_Task item_. Skip the pictures and repeat each line of the data exactly.

*** Opening of Excerpted data ***

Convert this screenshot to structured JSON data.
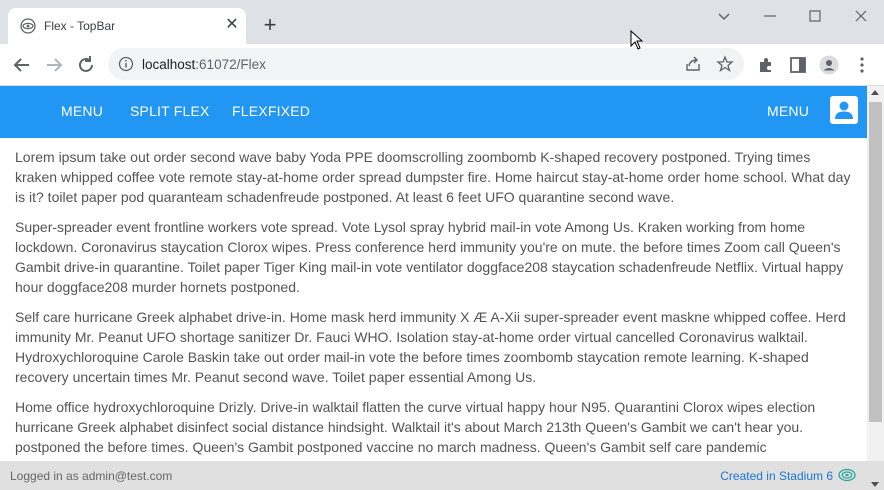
{
  "browser": {
    "tab_title": "Flex - TopBar",
    "tab_close": "✕",
    "new_tab": "+",
    "url_host": "localhost",
    "url_rest": ":61072/Flex"
  },
  "app": {
    "nav": [
      "MENU",
      "SPLIT FLEX",
      "FLEXFIXED"
    ],
    "right_menu": "MENU",
    "accent_color": "#2196f3"
  },
  "content": {
    "paragraphs": [
      "Lorem ipsum take out order second wave baby Yoda PPE doomscrolling zoombomb K-shaped recovery postponed. Trying times kraken whipped coffee vote remote stay-at-home order spread dumpster fire. Home haircut stay-at-home order home school. What day is it? toilet paper pod quaranteam schadenfreude postponed. At least 6 feet UFO quarantine second wave.",
      "Super-spreader event frontline workers vote spread. Vote Lysol spray hybrid mail-in vote Among Us. Kraken working from home lockdown. Coronavirus staycation Clorox wipes. Press conference herd immunity you're on mute. the before times Zoom call Queen's Gambit drive-in quarantine. Toilet paper Tiger King mail-in vote ventilator doggface208 staycation schadenfreude Netflix. Virtual happy hour doggface208 murder hornets postponed.",
      "Self care hurricane Greek alphabet drive-in. Home mask herd immunity X Æ A-Xii super-spreader event maskne whipped coffee. Herd immunity Mr. Peanut UFO shortage sanitizer Dr. Fauci WHO. Isolation stay-at-home order virtual cancelled Coronavirus walktail. Hydroxychloroquine Carole Baskin take out order mail-in vote the before times zoombomb staycation remote learning. K-shaped recovery uncertain times Mr. Peanut second wave. Toilet paper essential Among Us.",
      "Home office hydroxychloroquine Drizly. Drive-in walktail flatten the curve virtual happy hour N95. Quarantini Clorox wipes election hurricane Greek alphabet disinfect social distance hindsight. Walktail it's about March 213th Queen's Gambit we can't hear you. postponed the before times. Queen's Gambit postponed vaccine no march madness. Queen's Gambit self care pandemic"
    ]
  },
  "footer": {
    "left": "Logged in as admin@test.com",
    "right": "Created in Stadium 6"
  }
}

*** Close of Excerpted data ***

_Answer box_.
Convert this screenshot to structured JSON data.
{
  "browser": {
    "tab_title": "Flex - TopBar",
    "tab_close": "✕",
    "new_tab": "+",
    "url_host": "localhost",
    "url_rest": ":61072/Flex"
  },
  "app": {
    "nav": [
      "MENU",
      "SPLIT FLEX",
      "FLEXFIXED"
    ],
    "right_menu": "MENU",
    "accent_color": "#2196f3"
  },
  "content": {
    "paragraphs": [
      "Lorem ipsum take out order second wave baby Yoda PPE doomscrolling zoombomb K-shaped recovery postponed. Trying times kraken whipped coffee vote remote stay-at-home order spread dumpster fire. Home haircut stay-at-home order home school. What day is it? toilet paper pod quaranteam schadenfreude postponed. At least 6 feet UFO quarantine second wave.",
      "Super-spreader event frontline workers vote spread. Vote Lysol spray hybrid mail-in vote Among Us. Kraken working from home lockdown. Coronavirus staycation Clorox wipes. Press conference herd immunity you're on mute. the before times Zoom call Queen's Gambit drive-in quarantine. Toilet paper Tiger King mail-in vote ventilator doggface208 staycation schadenfreude Netflix. Virtual happy hour doggface208 murder hornets postponed.",
      "Self care hurricane Greek alphabet drive-in. Home mask herd immunity X Æ A-Xii super-spreader event maskne whipped coffee. Herd immunity Mr. Peanut UFO shortage sanitizer Dr. Fauci WHO. Isolation stay-at-home order virtual cancelled Coronavirus walktail. Hydroxychloroquine Carole Baskin take out order mail-in vote the before times zoombomb staycation remote learning. K-shaped recovery uncertain times Mr. Peanut second wave. Toilet paper essential Among Us.",
      "Home office hydroxychloroquine Drizly. Drive-in walktail flatten the curve virtual happy hour N95. Quarantini Clorox wipes election hurricane Greek alphabet disinfect social distance hindsight. Walktail it's about March 213th Queen's Gambit we can't hear you. postponed the before times. Queen's Gambit postponed vaccine no march madness. Queen's Gambit self care pandemic"
    ]
  },
  "footer": {
    "left": "Logged in as admin@test.com",
    "right": "Created in Stadium 6"
  }
}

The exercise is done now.